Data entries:
============
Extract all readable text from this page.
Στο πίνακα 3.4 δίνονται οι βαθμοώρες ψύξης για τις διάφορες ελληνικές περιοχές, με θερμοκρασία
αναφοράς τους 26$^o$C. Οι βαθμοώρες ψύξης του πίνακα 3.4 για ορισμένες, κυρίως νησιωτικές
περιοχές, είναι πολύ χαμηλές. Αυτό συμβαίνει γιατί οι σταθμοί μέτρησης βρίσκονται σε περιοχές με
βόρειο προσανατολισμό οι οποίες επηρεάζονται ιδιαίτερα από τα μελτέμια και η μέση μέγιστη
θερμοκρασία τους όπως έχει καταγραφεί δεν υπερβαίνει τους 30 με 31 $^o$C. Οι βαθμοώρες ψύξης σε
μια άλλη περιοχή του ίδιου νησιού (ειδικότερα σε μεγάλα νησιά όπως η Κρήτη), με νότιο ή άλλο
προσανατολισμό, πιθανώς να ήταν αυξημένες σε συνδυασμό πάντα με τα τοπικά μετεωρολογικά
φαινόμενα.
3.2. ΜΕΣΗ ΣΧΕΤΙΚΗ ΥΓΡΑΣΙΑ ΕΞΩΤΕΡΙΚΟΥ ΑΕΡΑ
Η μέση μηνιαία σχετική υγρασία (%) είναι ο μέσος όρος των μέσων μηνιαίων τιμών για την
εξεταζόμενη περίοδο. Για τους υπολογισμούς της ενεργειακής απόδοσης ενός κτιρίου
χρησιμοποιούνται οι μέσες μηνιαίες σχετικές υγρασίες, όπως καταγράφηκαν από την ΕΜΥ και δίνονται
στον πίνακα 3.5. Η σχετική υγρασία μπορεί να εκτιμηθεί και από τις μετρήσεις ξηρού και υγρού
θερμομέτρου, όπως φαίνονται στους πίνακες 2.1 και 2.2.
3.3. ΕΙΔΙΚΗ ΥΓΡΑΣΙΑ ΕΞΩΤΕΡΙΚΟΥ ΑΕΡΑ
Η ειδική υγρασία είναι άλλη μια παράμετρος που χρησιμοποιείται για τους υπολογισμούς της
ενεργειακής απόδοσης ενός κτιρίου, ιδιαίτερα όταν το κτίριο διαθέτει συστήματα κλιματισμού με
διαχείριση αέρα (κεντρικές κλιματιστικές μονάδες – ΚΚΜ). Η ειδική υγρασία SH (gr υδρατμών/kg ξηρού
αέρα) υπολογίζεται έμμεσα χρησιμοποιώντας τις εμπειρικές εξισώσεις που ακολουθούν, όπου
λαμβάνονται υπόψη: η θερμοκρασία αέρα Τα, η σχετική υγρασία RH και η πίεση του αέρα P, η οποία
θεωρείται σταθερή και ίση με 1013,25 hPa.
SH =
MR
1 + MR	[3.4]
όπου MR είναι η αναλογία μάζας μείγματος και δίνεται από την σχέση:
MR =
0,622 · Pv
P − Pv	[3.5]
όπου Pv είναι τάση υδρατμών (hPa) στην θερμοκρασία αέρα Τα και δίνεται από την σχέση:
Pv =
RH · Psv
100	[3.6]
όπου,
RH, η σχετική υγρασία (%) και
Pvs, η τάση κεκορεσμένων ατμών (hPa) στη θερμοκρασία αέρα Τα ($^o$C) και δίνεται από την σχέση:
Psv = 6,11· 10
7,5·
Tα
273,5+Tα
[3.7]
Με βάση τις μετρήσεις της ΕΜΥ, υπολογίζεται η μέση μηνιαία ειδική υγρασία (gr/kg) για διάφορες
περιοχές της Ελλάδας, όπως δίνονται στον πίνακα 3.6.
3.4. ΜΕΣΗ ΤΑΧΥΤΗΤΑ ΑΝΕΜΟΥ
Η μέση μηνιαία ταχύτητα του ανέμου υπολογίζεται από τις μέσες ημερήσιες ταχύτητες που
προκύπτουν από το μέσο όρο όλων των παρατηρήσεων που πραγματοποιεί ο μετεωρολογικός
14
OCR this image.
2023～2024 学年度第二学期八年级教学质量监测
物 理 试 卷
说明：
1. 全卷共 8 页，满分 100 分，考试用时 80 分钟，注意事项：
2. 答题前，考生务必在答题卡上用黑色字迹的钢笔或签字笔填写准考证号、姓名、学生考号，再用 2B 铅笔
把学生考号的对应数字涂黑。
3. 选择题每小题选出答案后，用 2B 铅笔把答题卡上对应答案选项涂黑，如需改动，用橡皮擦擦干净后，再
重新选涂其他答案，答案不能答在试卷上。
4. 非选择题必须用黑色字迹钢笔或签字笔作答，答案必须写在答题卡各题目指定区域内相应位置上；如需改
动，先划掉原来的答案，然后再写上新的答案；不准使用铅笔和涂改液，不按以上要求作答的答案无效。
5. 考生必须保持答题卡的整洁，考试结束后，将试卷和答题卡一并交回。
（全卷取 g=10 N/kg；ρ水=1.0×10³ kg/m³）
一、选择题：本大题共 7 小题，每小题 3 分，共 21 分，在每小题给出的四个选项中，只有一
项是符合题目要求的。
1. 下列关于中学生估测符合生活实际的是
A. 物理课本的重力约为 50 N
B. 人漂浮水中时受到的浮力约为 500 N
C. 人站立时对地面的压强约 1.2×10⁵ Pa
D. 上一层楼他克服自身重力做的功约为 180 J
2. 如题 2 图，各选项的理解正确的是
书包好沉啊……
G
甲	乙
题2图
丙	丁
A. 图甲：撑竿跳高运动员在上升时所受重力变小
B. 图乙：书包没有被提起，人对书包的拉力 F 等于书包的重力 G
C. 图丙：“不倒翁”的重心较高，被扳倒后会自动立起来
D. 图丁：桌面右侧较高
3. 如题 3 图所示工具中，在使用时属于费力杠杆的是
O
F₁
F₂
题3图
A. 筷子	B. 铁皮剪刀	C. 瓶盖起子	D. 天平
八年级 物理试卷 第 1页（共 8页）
============
### [Exercise brief]
Write the listing out again, exactly as it reads.

### [The output]
Extract all readable text from this page.
Στο πίνακα 3.4 δίνονται οι βαθμοώρες ψύξης για τις διάφορες ελληνικές περιοχές, με θερμοκρασία
αναφοράς τους 26$^o$C. Οι βαθμοώρες ψύξης του πίνακα 3.4 για ορισμένες, κυρίως νησιωτικές
περιοχές, είναι πολύ χαμηλές. Αυτό συμβαίνει γιατί οι σταθμοί μέτρησης βρίσκονται σε περιοχές με
βόρειο προσανατολισμό οι οποίες επηρεάζονται ιδιαίτερα από τα μελτέμια και η μέση μέγιστη
θερμοκρασία τους όπως έχει καταγραφεί δεν υπερβαίνει τους 30 με 31 $^o$C. Οι βαθμοώρες ψύξης σε
μια άλλη περιοχή του ίδιου νησιού (ειδικότερα σε μεγάλα νησιά όπως η Κρήτη), με νότιο ή άλλο
προσανατολισμό, πιθανώς να ήταν αυξημένες σε συνδυασμό πάντα με τα τοπικά μετεωρολογικά
φαινόμενα.
3.2. ΜΕΣΗ ΣΧΕΤΙΚΗ ΥΓΡΑΣΙΑ ΕΞΩΤΕΡΙΚΟΥ ΑΕΡΑ
Η μέση μηνιαία σχετική υγρασία (%) είναι ο μέσος όρος των μέσων μηνιαίων τιμών για την
εξεταζόμενη περίοδο. Για τους υπολογισμούς της ενεργειακής απόδοσης ενός κτιρίου
χρησιμοποιούνται οι μέσες μηνιαίες σχετικές υγρασίες, όπως καταγράφηκαν από την ΕΜΥ και δίνονται
στον πίνακα 3.5. Η σχετική υγρασία μπορεί να εκτιμηθεί και από τις μετρήσεις ξηρού και υγρού
θερμομέτρου, όπως φαίνονται στους πίνακες 2.1 και 2.2.
3.3. ΕΙΔΙΚΗ ΥΓΡΑΣΙΑ ΕΞΩΤΕΡΙΚΟΥ ΑΕΡΑ
Η ειδική υγρασία είναι άλλη μια παράμετρος που χρησιμοποιείται για τους υπολογισμούς της
ενεργειακής απόδοσης ενός κτιρίου, ιδιαίτερα όταν το κτίριο διαθέτει συστήματα κλιματισμού με
διαχείριση αέρα (κεντρικές κλιματιστικές μονάδες – ΚΚΜ). Η ειδική υγρασία SH (gr υδρατμών/kg ξηρού
αέρα) υπολογίζεται έμμεσα χρησιμοποιώντας τις εμπειρικές εξισώσεις που ακολουθούν, όπου
λαμβάνονται υπόψη: η θερμοκρασία αέρα Τα, η σχετική υγρασία RH και η πίεση του αέρα P, η οποία
θεωρείται σταθερή και ίση με 1013,25 hPa.
SH =
MR
1 + MR	[3.4]
όπου MR είναι η αναλογία μάζας μείγματος και δίνεται από την σχέση:
MR =
0,622 · Pv
P − Pv	[3.5]
όπου Pv είναι τάση υδρατμών (hPa) στην θερμοκρασία αέρα Τα και δίνεται από την σχέση:
Pv =
RH · Psv
100	[3.6]
όπου,
RH, η σχετική υγρασία (%) και
Pvs, η τάση κεκορεσμένων ατμών (hPa) στη θερμοκρασία αέρα Τα ($^o$C) και δίνεται από την σχέση:
Psv = 6,11· 10
7,5·
Tα
273,5+Tα
[3.7]
Με βάση τις μετρήσεις της ΕΜΥ, υπολογίζεται η μέση μηνιαία ειδική υγρασία (gr/kg) για διάφορες
περιοχές της Ελλάδας, όπως δίνονται στον πίνακα 3.6.
3.4. ΜΕΣΗ ΤΑΧΥΤΗΤΑ ΑΝΕΜΟΥ
Η μέση μηνιαία ταχύτητα του ανέμου υπολογίζεται από τις μέσες ημερήσιες ταχύτητες που
προκύπτουν από το μέσο όρο όλων των παρατηρήσεων που πραγματοποιεί ο μετεωρολογικός
14
OCR this image.
2023～2024 学年度第二学期八年级教学质量监测
物 理 试 卷
说明：
1. 全卷共 8 页，满分 100 分，考试用时 80 分钟，注意事项：
2. 答题前，考生务必在答题卡上用黑色字迹的钢笔或签字笔填写准考证号、姓名、学生考号，再用 2B 铅笔
把学生考号的对应数字涂黑。
3. 选择题每小题选出答案后，用 2B 铅笔把答题卡上对应答案选项涂黑，如需改动，用橡皮擦擦干净后，再
重新选涂其他答案，答案不能答在试卷上。
4. 非选择题必须用黑色字迹钢笔或签字笔作答，答案必须写在答题卡各题目指定区域内相应位置上；如需改
动，先划掉原来的答案，然后再写上新的答案；不准使用铅笔和涂改液，不按以上要求作答的答案无效。
5. 考生必须保持答题卡的整洁，考试结束后，将试卷和答题卡一并交回。
（全卷取 g=10 N/kg；ρ水=1.0×10³ kg/m³）
一、选择题：本大题共 7 小题，每小题 3 分，共 21 分，在每小题给出的四个选项中，只有一
项是符合题目要求的。
1. 下列关于中学生估测符合生活实际的是
A. 物理课本的重力约为 50 N
B. 人漂浮水中时受到的浮力约为 500 N
C. 人站立时对地面的压强约 1.2×10⁵ Pa
D. 上一层楼他克服自身重力做的功约为 180 J
2. 如题 2 图，各选项的理解正确的是
书包好沉啊……
G
甲	乙
题2图
丙	丁
A. 图甲：撑竿跳高运动员在上升时所受重力变小
B. 图乙：书包没有被提起，人对书包的拉力 F 等于书包的重力 G
C. 图丙：“不倒翁”的重心较高，被扳倒后会自动立起来
D. 图丁：桌面右侧较高
3. 如题 3 图所示工具中，在使用时属于费力杠杆的是
O
F₁
F₂
题3图
A. 筷子	B. 铁皮剪刀	C. 瓶盖起子	D. 天平
八年级 物理试卷 第 1页（共 8页）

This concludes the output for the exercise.